- TASK STATEMENT -
Set down each record below precisely, skipping the pictures.

Data items
::::

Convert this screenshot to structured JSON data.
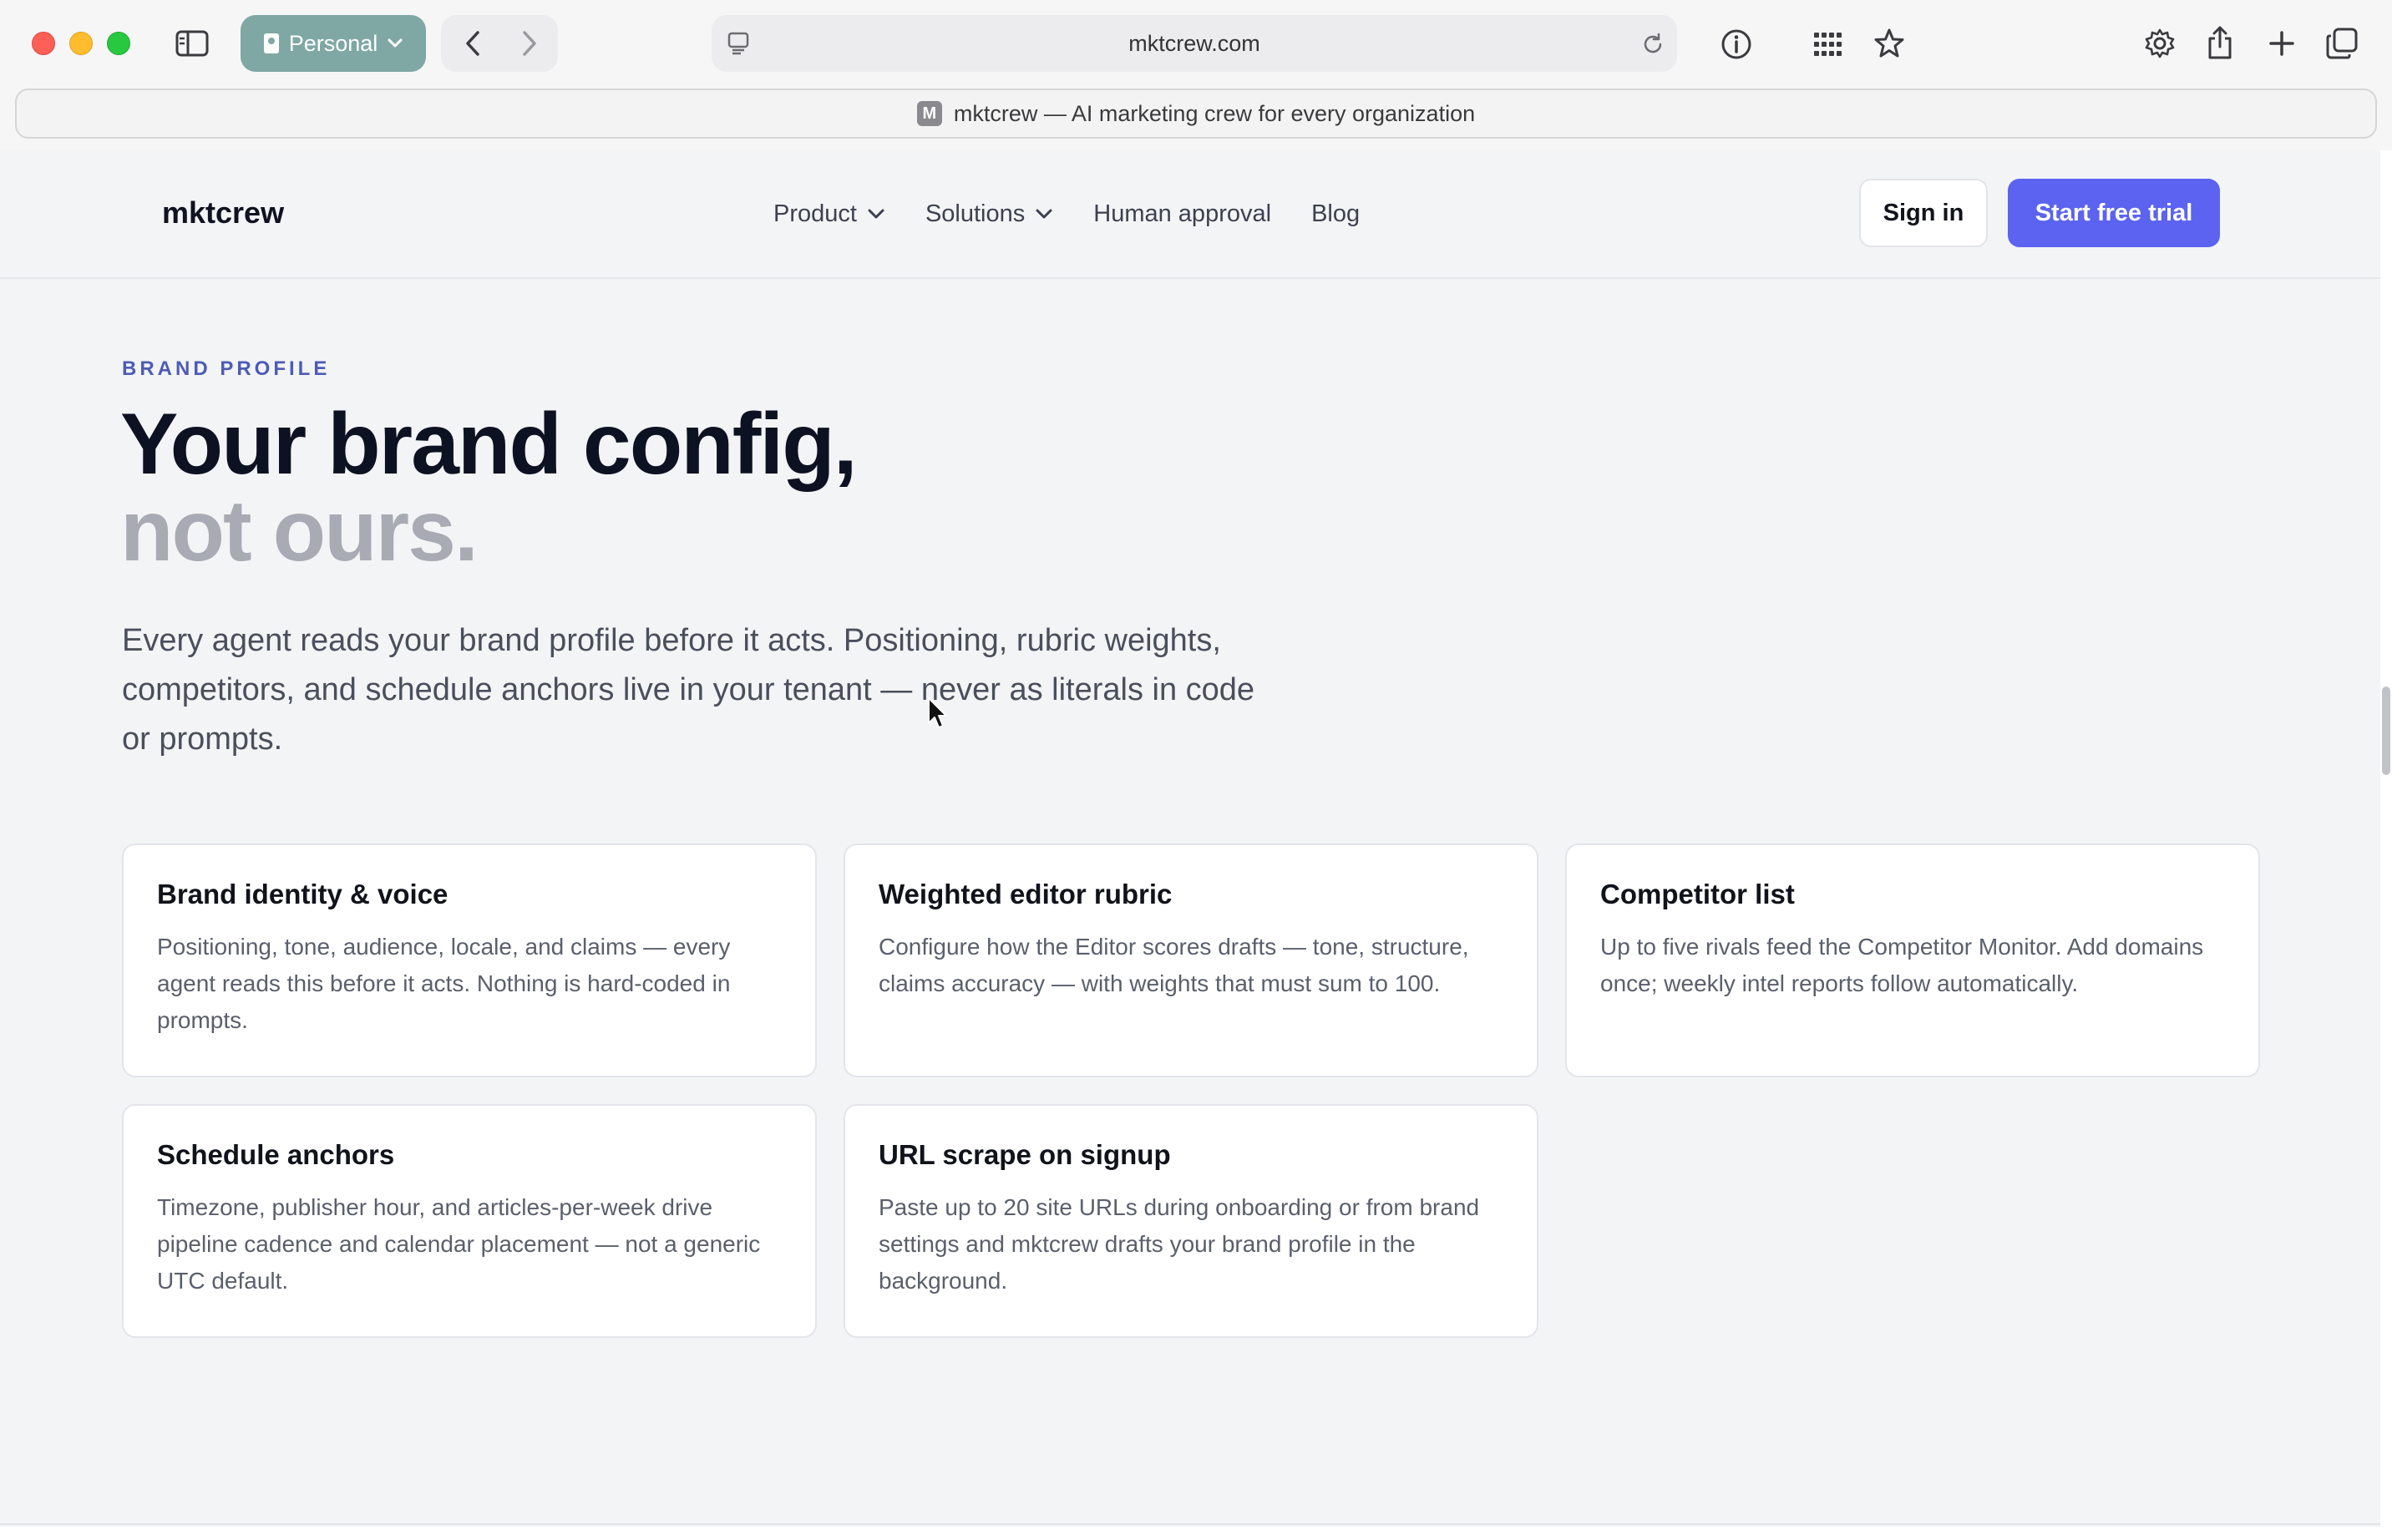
{
  "browser": {
    "profile_label": "Personal",
    "address": "mktcrew.com",
    "tab_favicon_letter": "M",
    "tab_title": "mktcrew — AI marketing crew for every organization",
    "icons": [
      "sidebar-icon",
      "back-icon",
      "forward-icon",
      "reader-icon",
      "reload-icon",
      "info-icon",
      "grid-icon",
      "star-icon",
      "gear-icon",
      "share-icon",
      "plus-icon",
      "tabs-overview-icon"
    ]
  },
  "site": {
    "logo": "mktcrew",
    "nav": [
      {
        "label": "Product",
        "has_dropdown": true
      },
      {
        "label": "Solutions",
        "has_dropdown": true
      },
      {
        "label": "Human approval",
        "has_dropdown": false
      },
      {
        "label": "Blog",
        "has_dropdown": false
      }
    ],
    "sign_in": "Sign in",
    "start_trial": "Start free trial"
  },
  "hero": {
    "eyebrow": "BRAND PROFILE",
    "headline_line1": "Your brand config,",
    "headline_line2": "not ours.",
    "lede": "Every agent reads your brand profile before it acts. Positioning, rubric weights, competitors, and schedule anchors live in your tenant — never as literals in code or prompts."
  },
  "cards": [
    {
      "title": "Brand identity & voice",
      "body": "Positioning, tone, audience, locale, and claims — every agent reads this before it acts. Nothing is hard-coded in prompts."
    },
    {
      "title": "Weighted editor rubric",
      "body": "Configure how the Editor scores drafts — tone, structure, claims accuracy — with weights that must sum to 100."
    },
    {
      "title": "Competitor list",
      "body": "Up to five rivals feed the Competitor Monitor. Add domains once; weekly intel reports follow automatically."
    },
    {
      "title": "Schedule anchors",
      "body": "Timezone, publisher hour, and articles-per-week drive pipeline cadence and calendar placement — not a generic UTC default."
    },
    {
      "title": "URL scrape on signup",
      "body": "Paste up to 20 site URLs during onboarding or from brand settings and mktcrew drafts your brand profile in the background."
    }
  ],
  "colors": {
    "accent": "#5b63f0",
    "eyebrow": "#4e5bb5",
    "headline_dark": "#0d1222",
    "headline_muted": "#a8abb3",
    "page_bg": "#f3f4f6"
  }
}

::::

- SOLUTION TO THIS PROBLEM -
Convert this screenshot to structured JSON data.
{
  "browser": {
    "profile_label": "Personal",
    "address": "mktcrew.com",
    "tab_favicon_letter": "M",
    "tab_title": "mktcrew — AI marketing crew for every organization",
    "icons": [
      "sidebar-icon",
      "back-icon",
      "forward-icon",
      "reader-icon",
      "reload-icon",
      "info-icon",
      "grid-icon",
      "star-icon",
      "gear-icon",
      "share-icon",
      "plus-icon",
      "tabs-overview-icon"
    ]
  },
  "site": {
    "logo": "mktcrew",
    "nav": [
      {
        "label": "Product",
        "has_dropdown": true
      },
      {
        "label": "Solutions",
        "has_dropdown": true
      },
      {
        "label": "Human approval",
        "has_dropdown": false
      },
      {
        "label": "Blog",
        "has_dropdown": false
      }
    ],
    "sign_in": "Sign in",
    "start_trial": "Start free trial"
  },
  "hero": {
    "eyebrow": "BRAND PROFILE",
    "headline_line1": "Your brand config,",
    "headline_line2": "not ours.",
    "lede": "Every agent reads your brand profile before it acts. Positioning, rubric weights, competitors, and schedule anchors live in your tenant — never as literals in code or prompts."
  },
  "cards": [
    {
      "title": "Brand identity & voice",
      "body": "Positioning, tone, audience, locale, and claims — every agent reads this before it acts. Nothing is hard-coded in prompts."
    },
    {
      "title": "Weighted editor rubric",
      "body": "Configure how the Editor scores drafts — tone, structure, claims accuracy — with weights that must sum to 100."
    },
    {
      "title": "Competitor list",
      "body": "Up to five rivals feed the Competitor Monitor. Add domains once; weekly intel reports follow automatically."
    },
    {
      "title": "Schedule anchors",
      "body": "Timezone, publisher hour, and articles-per-week drive pipeline cadence and calendar placement — not a generic UTC default."
    },
    {
      "title": "URL scrape on signup",
      "body": "Paste up to 20 site URLs during onboarding or from brand settings and mktcrew drafts your brand profile in the background."
    }
  ],
  "colors": {
    "accent": "#5b63f0",
    "eyebrow": "#4e5bb5",
    "headline_dark": "#0d1222",
    "headline_muted": "#a8abb3",
    "page_bg": "#f3f4f6"
  }
}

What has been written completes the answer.